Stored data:
* Begin *
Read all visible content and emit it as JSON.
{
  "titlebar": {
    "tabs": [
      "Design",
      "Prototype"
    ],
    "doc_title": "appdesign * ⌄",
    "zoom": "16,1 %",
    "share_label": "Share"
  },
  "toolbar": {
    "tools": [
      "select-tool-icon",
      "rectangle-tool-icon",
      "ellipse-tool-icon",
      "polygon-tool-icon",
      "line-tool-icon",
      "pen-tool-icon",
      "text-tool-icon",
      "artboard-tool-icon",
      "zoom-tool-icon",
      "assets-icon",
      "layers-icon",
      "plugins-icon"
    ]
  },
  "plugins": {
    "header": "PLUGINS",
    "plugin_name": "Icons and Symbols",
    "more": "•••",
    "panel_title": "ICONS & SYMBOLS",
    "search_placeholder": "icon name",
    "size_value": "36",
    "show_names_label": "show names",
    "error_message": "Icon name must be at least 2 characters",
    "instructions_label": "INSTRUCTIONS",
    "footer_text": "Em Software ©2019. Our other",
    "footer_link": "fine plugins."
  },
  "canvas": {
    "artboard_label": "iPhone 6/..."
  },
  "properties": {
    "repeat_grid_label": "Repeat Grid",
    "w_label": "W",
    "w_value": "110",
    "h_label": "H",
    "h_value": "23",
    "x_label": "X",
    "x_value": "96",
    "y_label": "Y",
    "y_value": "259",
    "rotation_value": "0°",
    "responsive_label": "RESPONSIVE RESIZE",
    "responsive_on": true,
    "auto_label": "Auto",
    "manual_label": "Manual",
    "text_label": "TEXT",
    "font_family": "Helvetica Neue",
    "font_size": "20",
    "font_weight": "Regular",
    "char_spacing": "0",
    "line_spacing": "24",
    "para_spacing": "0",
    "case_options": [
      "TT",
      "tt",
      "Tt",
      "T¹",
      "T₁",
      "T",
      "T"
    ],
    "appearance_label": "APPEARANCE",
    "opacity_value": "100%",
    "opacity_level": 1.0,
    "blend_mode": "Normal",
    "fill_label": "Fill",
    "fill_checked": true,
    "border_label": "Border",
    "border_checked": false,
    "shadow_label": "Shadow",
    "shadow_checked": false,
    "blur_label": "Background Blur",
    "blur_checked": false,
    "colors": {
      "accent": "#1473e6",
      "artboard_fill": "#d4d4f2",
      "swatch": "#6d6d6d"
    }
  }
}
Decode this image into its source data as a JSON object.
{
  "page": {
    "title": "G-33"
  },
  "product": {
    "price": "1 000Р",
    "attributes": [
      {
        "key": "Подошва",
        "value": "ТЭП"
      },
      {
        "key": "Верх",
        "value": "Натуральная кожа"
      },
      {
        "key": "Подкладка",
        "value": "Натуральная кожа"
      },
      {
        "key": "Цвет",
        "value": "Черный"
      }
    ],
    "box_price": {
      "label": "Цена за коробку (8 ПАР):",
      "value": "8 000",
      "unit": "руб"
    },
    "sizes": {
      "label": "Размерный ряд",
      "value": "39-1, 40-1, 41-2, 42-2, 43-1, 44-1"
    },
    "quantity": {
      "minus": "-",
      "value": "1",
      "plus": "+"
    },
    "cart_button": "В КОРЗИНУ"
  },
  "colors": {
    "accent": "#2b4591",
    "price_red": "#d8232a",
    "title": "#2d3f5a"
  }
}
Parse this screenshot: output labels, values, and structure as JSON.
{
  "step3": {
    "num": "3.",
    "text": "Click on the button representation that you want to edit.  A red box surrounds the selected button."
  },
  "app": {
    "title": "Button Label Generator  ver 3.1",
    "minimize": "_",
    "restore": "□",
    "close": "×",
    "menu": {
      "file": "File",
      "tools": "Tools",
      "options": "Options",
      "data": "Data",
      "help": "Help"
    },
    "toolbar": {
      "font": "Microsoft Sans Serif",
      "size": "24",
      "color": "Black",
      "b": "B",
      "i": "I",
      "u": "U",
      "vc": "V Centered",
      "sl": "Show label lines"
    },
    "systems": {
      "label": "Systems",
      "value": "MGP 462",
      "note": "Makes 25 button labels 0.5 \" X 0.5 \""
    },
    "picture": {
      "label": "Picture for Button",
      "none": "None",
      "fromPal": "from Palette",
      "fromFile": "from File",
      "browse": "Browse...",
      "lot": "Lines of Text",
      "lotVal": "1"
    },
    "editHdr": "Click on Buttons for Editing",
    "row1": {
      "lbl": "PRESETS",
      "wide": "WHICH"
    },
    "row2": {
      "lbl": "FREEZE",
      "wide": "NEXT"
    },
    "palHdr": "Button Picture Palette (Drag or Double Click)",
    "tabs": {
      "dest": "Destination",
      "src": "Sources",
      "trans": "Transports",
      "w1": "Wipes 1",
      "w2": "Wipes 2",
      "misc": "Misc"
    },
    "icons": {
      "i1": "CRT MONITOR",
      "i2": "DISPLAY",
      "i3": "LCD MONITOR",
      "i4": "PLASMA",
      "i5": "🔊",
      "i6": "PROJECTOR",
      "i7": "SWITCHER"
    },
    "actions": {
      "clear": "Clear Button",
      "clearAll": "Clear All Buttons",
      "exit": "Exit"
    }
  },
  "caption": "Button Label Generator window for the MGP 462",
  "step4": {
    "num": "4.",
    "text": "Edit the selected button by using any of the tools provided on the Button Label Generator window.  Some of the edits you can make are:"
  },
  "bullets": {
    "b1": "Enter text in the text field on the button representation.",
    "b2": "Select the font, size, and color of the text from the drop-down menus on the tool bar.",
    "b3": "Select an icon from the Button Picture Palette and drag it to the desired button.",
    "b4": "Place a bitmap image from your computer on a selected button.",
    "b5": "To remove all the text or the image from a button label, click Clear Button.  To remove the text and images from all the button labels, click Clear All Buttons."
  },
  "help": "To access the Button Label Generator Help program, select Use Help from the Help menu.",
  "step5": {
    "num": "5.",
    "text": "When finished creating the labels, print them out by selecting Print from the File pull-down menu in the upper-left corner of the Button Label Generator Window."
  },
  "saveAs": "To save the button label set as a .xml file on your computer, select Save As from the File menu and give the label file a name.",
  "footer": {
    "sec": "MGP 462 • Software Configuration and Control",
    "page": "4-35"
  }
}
* End *
WHAT IS BEING ASKED
Filter the entries and copy out every line with the word "true".

RESULT
    "responsive_on": true,
    "fill_checked": true,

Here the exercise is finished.